- Text excerpt
# # # # # # #
Management Essentials
Staff Retention – Avoiding the Exodus
By Farrell "Toby" Tyson, M.D., F.A.C.S.
All organizations wish to retain their staff — if only for purely lazy reasons. There is significant cost and waste of production associated with staff turnover. Most analysts will concede that the cost of replacing one hourly employee is 150% of the employee's yearly compensation and rises to at least 200% for salaried or management-level employees. An ideal practice has 10% or less staff turnover per year.
Financial Compensation
To help retain your staff, you have to determine what it is that compels them to stay with you. The first thing that comes to mind is financial compensation. This is a great motivator, but can also be a detriment. One never wants to be the cheapest employer in the market. If you are, you are going to constantly be training new staff for your competitors. If you have the highest paid staff in the area, you will find you have created dead end for your staff. In today's economy, you have staff who may not like their jobs or employer, but are forced to continue to work in the practice as no other jobs are available. These negative feelings can then be carried over into patient care, which further detracts from the advancement of the practice.
The ideal place is to be somewhere in the middle of the pay range for the area. This allows you to attract quality individuals to your practice, but also allows those who are not a good fit or are unhappy to move on.
Additional Perks
Benefits can be just as attractive as hard dollars to employees. As most employers in the market have slowly reduced medical benefits, offering them may be a major attraction to your practice. Other benefits can be offered, such as retirement plans with matching contributions, travel to meetings, uniforms and educational opportunity.
These certifications are open to all employees from the receptionist to the technician to the billers. This helps all staff members to become more knowledgeable about ophthalmology as a whole. These financial paths also help justify pay rates and separates the "go getters" from the "9 to 5ers." In return for this training, our staff signs a promissory note against future earnings that is prorated over a year of employment.
Work environment can be a major factor in an employee's desire to stay employed. Many practices fall into the trap of allowing one bad apple to ruin the bushel. Usually this is a highly valuable employee who has realized his or her worth and starts to abuse their status. The ones at fault in this scenario are usually the doctors who have allowed a "pet" to develop and be sheltered. This can also occur under administrators and managers. Pets should not be allowed and favoritism should be nipped in the bud.
# # # # # # #
- Excerpted data
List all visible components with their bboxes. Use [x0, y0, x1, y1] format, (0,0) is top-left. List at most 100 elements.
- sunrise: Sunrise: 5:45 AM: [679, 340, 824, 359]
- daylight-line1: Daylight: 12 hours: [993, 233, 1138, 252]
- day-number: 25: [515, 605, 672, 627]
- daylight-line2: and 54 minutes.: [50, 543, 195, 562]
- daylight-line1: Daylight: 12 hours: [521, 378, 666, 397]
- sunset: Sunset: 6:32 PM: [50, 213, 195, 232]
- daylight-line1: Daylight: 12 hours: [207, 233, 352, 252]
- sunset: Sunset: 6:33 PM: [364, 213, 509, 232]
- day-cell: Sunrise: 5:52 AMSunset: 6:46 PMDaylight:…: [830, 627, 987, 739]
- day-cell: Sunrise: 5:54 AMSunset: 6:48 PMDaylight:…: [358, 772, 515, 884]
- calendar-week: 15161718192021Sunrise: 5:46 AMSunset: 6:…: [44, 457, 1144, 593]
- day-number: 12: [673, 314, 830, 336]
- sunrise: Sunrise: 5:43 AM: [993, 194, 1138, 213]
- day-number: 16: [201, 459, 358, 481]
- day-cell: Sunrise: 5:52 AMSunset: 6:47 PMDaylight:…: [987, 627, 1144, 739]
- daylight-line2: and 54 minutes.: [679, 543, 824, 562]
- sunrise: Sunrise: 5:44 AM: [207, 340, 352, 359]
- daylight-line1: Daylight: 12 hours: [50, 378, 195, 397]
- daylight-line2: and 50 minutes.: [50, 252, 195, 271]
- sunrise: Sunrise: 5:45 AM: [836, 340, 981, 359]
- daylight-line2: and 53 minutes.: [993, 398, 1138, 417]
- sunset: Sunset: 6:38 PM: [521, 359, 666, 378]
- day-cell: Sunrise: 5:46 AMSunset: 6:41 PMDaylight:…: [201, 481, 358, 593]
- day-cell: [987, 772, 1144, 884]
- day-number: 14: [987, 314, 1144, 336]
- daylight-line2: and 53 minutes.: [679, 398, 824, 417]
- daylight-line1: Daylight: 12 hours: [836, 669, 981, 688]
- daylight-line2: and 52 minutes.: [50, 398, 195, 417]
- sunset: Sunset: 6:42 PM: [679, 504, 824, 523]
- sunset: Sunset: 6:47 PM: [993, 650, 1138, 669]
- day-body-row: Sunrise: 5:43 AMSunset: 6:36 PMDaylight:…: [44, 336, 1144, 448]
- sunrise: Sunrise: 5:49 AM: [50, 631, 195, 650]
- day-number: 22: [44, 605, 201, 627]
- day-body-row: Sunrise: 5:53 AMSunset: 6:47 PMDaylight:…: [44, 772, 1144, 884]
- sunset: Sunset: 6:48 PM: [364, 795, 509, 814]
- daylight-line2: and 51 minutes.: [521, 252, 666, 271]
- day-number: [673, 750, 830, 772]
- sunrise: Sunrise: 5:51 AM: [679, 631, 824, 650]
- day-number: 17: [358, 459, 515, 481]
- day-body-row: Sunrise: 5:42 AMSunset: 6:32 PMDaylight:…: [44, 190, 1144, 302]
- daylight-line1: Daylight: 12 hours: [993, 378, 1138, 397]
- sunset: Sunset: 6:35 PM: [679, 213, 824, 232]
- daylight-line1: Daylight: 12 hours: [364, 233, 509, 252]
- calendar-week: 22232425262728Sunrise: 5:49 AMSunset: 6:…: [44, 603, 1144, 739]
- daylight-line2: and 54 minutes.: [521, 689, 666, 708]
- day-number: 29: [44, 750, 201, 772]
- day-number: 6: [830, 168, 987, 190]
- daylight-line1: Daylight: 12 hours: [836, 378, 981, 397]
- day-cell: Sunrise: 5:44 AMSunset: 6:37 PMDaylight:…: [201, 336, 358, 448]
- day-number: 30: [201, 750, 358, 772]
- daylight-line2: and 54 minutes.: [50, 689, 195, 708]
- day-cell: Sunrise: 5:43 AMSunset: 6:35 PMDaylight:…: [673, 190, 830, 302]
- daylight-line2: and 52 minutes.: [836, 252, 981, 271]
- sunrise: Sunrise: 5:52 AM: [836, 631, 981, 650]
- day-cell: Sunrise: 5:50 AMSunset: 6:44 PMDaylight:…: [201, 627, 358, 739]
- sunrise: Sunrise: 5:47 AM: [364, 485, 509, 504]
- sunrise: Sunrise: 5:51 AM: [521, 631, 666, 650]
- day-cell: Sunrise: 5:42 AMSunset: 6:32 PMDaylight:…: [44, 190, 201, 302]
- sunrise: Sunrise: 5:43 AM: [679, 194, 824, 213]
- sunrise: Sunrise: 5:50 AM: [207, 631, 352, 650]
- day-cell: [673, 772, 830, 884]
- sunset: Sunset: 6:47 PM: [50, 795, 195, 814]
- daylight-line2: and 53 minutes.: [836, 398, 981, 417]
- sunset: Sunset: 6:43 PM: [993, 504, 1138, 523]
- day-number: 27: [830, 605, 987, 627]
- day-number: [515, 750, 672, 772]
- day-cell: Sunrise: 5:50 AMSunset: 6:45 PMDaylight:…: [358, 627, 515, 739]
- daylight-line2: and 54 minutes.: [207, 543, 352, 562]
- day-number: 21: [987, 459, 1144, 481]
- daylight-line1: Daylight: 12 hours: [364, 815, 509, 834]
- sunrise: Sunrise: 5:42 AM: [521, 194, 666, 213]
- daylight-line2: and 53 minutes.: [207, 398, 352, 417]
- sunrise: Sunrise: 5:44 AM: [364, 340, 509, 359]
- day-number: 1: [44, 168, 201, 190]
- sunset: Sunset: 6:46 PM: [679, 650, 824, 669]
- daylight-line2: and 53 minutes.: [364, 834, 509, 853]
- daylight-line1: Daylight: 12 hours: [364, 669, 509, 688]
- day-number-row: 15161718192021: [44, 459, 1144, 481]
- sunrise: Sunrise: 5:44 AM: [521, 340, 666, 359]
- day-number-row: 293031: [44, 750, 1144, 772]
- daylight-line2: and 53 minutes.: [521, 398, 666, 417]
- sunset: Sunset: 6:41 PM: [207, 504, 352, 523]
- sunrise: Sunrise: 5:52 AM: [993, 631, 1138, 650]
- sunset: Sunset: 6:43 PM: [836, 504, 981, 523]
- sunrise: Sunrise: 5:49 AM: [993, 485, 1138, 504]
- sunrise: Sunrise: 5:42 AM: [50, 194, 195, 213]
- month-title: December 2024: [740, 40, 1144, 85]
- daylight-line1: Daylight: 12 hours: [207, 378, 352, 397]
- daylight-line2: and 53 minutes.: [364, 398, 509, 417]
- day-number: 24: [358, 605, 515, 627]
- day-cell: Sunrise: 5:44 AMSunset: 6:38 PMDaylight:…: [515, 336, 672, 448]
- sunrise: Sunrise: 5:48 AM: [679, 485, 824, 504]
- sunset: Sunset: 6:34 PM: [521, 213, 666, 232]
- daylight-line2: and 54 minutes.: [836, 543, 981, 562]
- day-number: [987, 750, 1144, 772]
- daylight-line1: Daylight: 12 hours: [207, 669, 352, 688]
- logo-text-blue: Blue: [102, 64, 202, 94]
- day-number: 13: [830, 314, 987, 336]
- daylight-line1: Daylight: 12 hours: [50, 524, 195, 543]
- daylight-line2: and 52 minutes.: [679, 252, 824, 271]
# # # # # # #
- Task requirements
1. Please extract the staff retention article from "Work environment can" to "in the bud.".
2. Answer these questions using the staff retention article.
(a) What annual staff turnover does an ideal practice have?
(b) Where in the area's pay range does the ideal place lie?
(c) What does the staff sign in return for the certification training?

- Solutions to each task
1.
Work environment can be a major factor in an employee's desire to stay employed. Many practices fall into the trap of allowing one bad apple to ruin the bushel. Usually this is a highly valuable employee who has realized his or her worth and starts to abuse their status. The ones at fault in this scenario are usually the doctors who have allowed a "pet" to develop and be sheltered. This can also occur under administrators and managers. Pets should not be allowed and favoritism should be nipped in the bud.

2.
(a) 10% or less per year.
(b) Somewhere in the middle of the pay range for the area.
(c) A promissory note against future earnings, prorated over a year of employment.